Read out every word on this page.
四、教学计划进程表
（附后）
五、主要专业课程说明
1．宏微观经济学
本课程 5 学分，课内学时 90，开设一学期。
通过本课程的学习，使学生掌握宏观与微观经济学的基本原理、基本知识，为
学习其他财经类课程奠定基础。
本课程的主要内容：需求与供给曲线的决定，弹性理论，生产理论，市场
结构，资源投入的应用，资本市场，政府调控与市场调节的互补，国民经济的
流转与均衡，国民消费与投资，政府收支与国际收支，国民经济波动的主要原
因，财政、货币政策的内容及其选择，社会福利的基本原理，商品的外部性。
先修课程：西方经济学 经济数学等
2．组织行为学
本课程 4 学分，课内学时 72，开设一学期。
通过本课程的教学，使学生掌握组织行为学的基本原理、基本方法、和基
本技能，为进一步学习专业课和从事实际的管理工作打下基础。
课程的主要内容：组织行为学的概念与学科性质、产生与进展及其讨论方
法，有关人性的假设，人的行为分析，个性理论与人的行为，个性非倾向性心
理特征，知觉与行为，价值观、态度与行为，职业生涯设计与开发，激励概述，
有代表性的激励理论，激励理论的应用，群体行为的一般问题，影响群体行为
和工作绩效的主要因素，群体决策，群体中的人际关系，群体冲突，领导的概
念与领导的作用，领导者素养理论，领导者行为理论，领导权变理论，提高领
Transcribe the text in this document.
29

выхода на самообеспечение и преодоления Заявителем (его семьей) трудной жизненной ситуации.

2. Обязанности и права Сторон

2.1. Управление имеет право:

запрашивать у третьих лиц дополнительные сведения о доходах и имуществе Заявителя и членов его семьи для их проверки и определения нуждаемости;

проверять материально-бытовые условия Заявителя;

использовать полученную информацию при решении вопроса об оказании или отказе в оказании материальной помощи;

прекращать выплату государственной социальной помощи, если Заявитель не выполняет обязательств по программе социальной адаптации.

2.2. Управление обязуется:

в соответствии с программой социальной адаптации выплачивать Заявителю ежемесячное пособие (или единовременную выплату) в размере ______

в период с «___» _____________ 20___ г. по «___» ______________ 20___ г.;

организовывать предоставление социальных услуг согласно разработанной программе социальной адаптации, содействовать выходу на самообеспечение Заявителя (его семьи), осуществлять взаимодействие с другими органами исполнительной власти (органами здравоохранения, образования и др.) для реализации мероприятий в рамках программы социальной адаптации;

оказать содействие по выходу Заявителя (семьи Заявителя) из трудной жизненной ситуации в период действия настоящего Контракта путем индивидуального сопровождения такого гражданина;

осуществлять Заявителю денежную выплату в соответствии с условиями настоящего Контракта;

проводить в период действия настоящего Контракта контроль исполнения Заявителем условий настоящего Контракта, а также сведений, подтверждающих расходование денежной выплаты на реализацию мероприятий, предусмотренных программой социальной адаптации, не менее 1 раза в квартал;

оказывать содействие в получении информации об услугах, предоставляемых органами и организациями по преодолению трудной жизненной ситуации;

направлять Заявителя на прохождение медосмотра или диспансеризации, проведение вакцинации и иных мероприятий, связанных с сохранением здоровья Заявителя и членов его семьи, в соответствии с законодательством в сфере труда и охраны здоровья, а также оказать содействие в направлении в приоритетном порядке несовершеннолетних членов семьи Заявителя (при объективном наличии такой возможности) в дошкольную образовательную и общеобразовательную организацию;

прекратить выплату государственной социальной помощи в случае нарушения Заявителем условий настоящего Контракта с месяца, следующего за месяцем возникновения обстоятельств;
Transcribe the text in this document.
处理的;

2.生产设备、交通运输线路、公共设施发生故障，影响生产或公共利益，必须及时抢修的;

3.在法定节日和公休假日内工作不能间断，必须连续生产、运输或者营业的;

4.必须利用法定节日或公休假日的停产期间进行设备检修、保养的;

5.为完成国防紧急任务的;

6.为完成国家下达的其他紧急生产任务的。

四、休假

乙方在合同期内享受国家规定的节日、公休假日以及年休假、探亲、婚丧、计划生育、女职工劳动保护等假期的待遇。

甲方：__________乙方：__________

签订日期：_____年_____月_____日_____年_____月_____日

○ ○ ○

*Given problem*
Extract the whole listing, character for character.

*Answer to the problem*
Read out every word on this page.
四、教学计划进程表
（附后）
五、主要专业课程说明
1．宏微观经济学
本课程 5 学分，课内学时 90，开设一学期。
通过本课程的学习，使学生掌握宏观与微观经济学的基本原理、基本知识，为
学习其他财经类课程奠定基础。
本课程的主要内容：需求与供给曲线的决定，弹性理论，生产理论，市场
结构，资源投入的应用，资本市场，政府调控与市场调节的互补，国民经济的
流转与均衡，国民消费与投资，政府收支与国际收支，国民经济波动的主要原
因，财政、货币政策的内容及其选择，社会福利的基本原理，商品的外部性。
先修课程：西方经济学 经济数学等
2．组织行为学
本课程 4 学分，课内学时 72，开设一学期。
通过本课程的教学，使学生掌握组织行为学的基本原理、基本方法、和基
本技能，为进一步学习专业课和从事实际的管理工作打下基础。
课程的主要内容：组织行为学的概念与学科性质、产生与进展及其讨论方
法，有关人性的假设，人的行为分析，个性理论与人的行为，个性非倾向性心
理特征，知觉与行为，价值观、态度与行为，职业生涯设计与开发，激励概述，
有代表性的激励理论，激励理论的应用，群体行为的一般问题，影响群体行为
和工作绩效的主要因素，群体决策，群体中的人际关系，群体冲突，领导的概
念与领导的作用，领导者素养理论，领导者行为理论，领导权变理论，提高领
Transcribe the text in this document.
29

выхода на самообеспечение и преодоления Заявителем (его семьей) трудной жизненной ситуации.

2. Обязанности и права Сторон

2.1. Управление имеет право:

запрашивать у третьих лиц дополнительные сведения о доходах и имуществе Заявителя и членов его семьи для их проверки и определения нуждаемости;

проверять материально-бытовые условия Заявителя;

использовать полученную информацию при решении вопроса об оказании или отказе в оказании материальной помощи;

прекращать выплату государственной социальной помощи, если Заявитель не выполняет обязательств по программе социальной адаптации.

2.2. Управление обязуется:

в соответствии с программой социальной адаптации выплачивать Заявителю ежемесячное пособие (или единовременную выплату) в размере ______

в период с «___» _____________ 20___ г. по «___» ______________ 20___ г.;

организовывать предоставление социальных услуг согласно разработанной программе социальной адаптации, содействовать выходу на самообеспечение Заявителя (его семьи), осуществлять взаимодействие с другими органами исполнительной власти (органами здравоохранения, образования и др.) для реализации мероприятий в рамках программы социальной адаптации;

оказать содействие по выходу Заявителя (семьи Заявителя) из трудной жизненной ситуации в период действия настоящего Контракта путем индивидуального сопровождения такого гражданина;

осуществлять Заявителю денежную выплату в соответствии с условиями настоящего Контракта;

проводить в период действия настоящего Контракта контроль исполнения Заявителем условий настоящего Контракта, а также сведений, подтверждающих расходование денежной выплаты на реализацию мероприятий, предусмотренных программой социальной адаптации, не менее 1 раза в квартал;

оказывать содействие в получении информации об услугах, предоставляемых органами и организациями по преодолению трудной жизненной ситуации;

направлять Заявителя на прохождение медосмотра или диспансеризации, проведение вакцинации и иных мероприятий, связанных с сохранением здоровья Заявителя и членов его семьи, в соответствии с законодательством в сфере труда и охраны здоровья, а также оказать содействие в направлении в приоритетном порядке несовершеннолетних членов семьи Заявителя (при объективном наличии такой возможности) в дошкольную образовательную и общеобразовательную организацию;

прекратить выплату государственной социальной помощи в случае нарушения Заявителем условий настоящего Контракта с месяца, следующего за месяцем возникновения обстоятельств;
Transcribe the text in this document.
处理的;

2.生产设备、交通运输线路、公共设施发生故障，影响生产或公共利益，必须及时抢修的;

3.在法定节日和公休假日内工作不能间断，必须连续生产、运输或者营业的;

4.必须利用法定节日或公休假日的停产期间进行设备检修、保养的;

5.为完成国防紧急任务的;

6.为完成国家下达的其他紧急生产任务的。

四、休假

乙方在合同期内享受国家规定的节日、公休假日以及年休假、探亲、婚丧、计划生育、女职工劳动保护等假期的待遇。

甲方：__________乙方：__________

签订日期：_____年_____月_____日_____年_____月_____日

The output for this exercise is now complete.